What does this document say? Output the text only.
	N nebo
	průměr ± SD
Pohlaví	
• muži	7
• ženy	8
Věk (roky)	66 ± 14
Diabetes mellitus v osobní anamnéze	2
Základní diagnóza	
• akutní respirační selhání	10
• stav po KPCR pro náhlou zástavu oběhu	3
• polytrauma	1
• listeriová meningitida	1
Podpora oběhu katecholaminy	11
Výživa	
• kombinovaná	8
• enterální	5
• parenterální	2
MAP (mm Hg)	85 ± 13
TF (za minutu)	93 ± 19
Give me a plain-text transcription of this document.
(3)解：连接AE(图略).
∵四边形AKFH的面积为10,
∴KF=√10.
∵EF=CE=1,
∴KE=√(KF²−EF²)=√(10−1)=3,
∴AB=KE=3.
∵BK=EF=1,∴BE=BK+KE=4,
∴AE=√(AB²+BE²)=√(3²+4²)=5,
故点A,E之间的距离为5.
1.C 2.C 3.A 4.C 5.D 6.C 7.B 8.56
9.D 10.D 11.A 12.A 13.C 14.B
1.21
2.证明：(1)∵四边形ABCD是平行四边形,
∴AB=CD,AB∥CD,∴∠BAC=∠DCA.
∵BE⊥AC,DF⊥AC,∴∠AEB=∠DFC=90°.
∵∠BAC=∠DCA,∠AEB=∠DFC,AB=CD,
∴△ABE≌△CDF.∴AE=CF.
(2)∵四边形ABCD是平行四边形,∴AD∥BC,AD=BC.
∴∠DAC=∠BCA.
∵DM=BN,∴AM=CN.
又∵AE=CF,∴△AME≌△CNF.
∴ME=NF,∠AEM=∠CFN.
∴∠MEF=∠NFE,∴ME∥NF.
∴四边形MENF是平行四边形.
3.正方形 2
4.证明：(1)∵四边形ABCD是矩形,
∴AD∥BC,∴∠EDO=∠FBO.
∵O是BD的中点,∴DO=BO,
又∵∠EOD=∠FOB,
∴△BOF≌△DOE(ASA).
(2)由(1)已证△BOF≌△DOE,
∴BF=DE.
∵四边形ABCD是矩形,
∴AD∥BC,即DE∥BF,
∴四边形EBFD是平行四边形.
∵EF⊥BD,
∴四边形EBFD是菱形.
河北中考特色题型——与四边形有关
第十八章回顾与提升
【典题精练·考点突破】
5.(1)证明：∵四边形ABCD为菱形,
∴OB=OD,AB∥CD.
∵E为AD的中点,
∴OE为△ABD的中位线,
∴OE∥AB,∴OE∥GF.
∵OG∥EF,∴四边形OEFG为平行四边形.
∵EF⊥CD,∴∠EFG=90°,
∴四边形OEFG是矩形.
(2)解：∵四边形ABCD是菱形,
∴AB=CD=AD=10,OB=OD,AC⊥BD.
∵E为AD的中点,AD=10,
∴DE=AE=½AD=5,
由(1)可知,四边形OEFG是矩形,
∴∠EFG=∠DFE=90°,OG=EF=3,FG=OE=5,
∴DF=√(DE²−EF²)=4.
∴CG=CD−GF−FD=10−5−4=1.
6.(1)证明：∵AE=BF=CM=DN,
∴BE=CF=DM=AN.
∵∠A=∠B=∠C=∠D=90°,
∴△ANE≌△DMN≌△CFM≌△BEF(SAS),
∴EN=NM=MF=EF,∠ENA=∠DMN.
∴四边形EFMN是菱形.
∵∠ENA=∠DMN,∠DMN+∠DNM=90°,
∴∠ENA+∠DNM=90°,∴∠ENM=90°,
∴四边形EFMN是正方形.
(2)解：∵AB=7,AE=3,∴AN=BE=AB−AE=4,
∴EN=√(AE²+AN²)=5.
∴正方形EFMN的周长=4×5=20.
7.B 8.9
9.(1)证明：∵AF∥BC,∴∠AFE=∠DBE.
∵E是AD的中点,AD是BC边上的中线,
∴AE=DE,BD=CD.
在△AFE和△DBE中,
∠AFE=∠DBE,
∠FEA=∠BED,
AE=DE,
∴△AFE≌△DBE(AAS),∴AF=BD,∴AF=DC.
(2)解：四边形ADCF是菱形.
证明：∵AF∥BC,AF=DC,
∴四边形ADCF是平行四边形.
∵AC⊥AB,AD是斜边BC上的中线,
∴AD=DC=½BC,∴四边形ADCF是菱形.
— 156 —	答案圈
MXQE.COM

.....

• [Goal]:
Repeat the material from above exactly, word for word.

• [Response]:
What does this document say? Output the text only.
	N nebo
	průměr ± SD
Pohlaví	
• muži	7
• ženy	8
Věk (roky)	66 ± 14
Diabetes mellitus v osobní anamnéze	2
Základní diagnóza	
• akutní respirační selhání	10
• stav po KPCR pro náhlou zástavu oběhu	3
• polytrauma	1
• listeriová meningitida	1
Podpora oběhu katecholaminy	11
Výživa	
• kombinovaná	8
• enterální	5
• parenterální	2
MAP (mm Hg)	85 ± 13
TF (za minutu)	93 ± 19
Give me a plain-text transcription of this document.
(3)解：连接AE(图略).
∵四边形AKFH的面积为10,
∴KF=√10.
∵EF=CE=1,
∴KE=√(KF²−EF²)=√(10−1)=3,
∴AB=KE=3.
∵BK=EF=1,∴BE=BK+KE=4,
∴AE=√(AB²+BE²)=√(3²+4²)=5,
故点A,E之间的距离为5.
1.C 2.C 3.A 4.C 5.D 6.C 7.B 8.56
9.D 10.D 11.A 12.A 13.C 14.B
1.21
2.证明：(1)∵四边形ABCD是平行四边形,
∴AB=CD,AB∥CD,∴∠BAC=∠DCA.
∵BE⊥AC,DF⊥AC,∴∠AEB=∠DFC=90°.
∵∠BAC=∠DCA,∠AEB=∠DFC,AB=CD,
∴△ABE≌△CDF.∴AE=CF.
(2)∵四边形ABCD是平行四边形,∴AD∥BC,AD=BC.
∴∠DAC=∠BCA.
∵DM=BN,∴AM=CN.
又∵AE=CF,∴△AME≌△CNF.
∴ME=NF,∠AEM=∠CFN.
∴∠MEF=∠NFE,∴ME∥NF.
∴四边形MENF是平行四边形.
3.正方形 2
4.证明：(1)∵四边形ABCD是矩形,
∴AD∥BC,∴∠EDO=∠FBO.
∵O是BD的中点,∴DO=BO,
又∵∠EOD=∠FOB,
∴△BOF≌△DOE(ASA).
(2)由(1)已证△BOF≌△DOE,
∴BF=DE.
∵四边形ABCD是矩形,
∴AD∥BC,即DE∥BF,
∴四边形EBFD是平行四边形.
∵EF⊥BD,
∴四边形EBFD是菱形.
河北中考特色题型——与四边形有关
第十八章回顾与提升
【典题精练·考点突破】
5.(1)证明：∵四边形ABCD为菱形,
∴OB=OD,AB∥CD.
∵E为AD的中点,
∴OE为△ABD的中位线,
∴OE∥AB,∴OE∥GF.
∵OG∥EF,∴四边形OEFG为平行四边形.
∵EF⊥CD,∴∠EFG=90°,
∴四边形OEFG是矩形.
(2)解：∵四边形ABCD是菱形,
∴AB=CD=AD=10,OB=OD,AC⊥BD.
∵E为AD的中点,AD=10,
∴DE=AE=½AD=5,
由(1)可知,四边形OEFG是矩形,
∴∠EFG=∠DFE=90°,OG=EF=3,FG=OE=5,
∴DF=√(DE²−EF²)=4.
∴CG=CD−GF−FD=10−5−4=1.
6.(1)证明：∵AE=BF=CM=DN,
∴BE=CF=DM=AN.
∵∠A=∠B=∠C=∠D=90°,
∴△ANE≌△DMN≌△CFM≌△BEF(SAS),
∴EN=NM=MF=EF,∠ENA=∠DMN.
∴四边形EFMN是菱形.
∵∠ENA=∠DMN,∠DMN+∠DNM=90°,
∴∠ENA+∠DNM=90°,∴∠ENM=90°,
∴四边形EFMN是正方形.
(2)解：∵AB=7,AE=3,∴AN=BE=AB−AE=4,
∴EN=√(AE²+AN²)=5.
∴正方形EFMN的周长=4×5=20.
7.B 8.9
9.(1)证明：∵AF∥BC,∴∠AFE=∠DBE.
∵E是AD的中点,AD是BC边上的中线,
∴AE=DE,BD=CD.
在△AFE和△DBE中,
∠AFE=∠DBE,
∠FEA=∠BED,
AE=DE,
∴△AFE≌△DBE(AAS),∴AF=BD,∴AF=DC.
(2)解：四边形ADCF是菱形.
证明：∵AF∥BC,AF=DC,
∴四边形ADCF是平行四边形.
∵AC⊥AB,AD是斜边BC上的中线,
∴AD=DC=½BC,∴四边形ADCF是菱形.
— 156 —	答案圈
MXQE.COM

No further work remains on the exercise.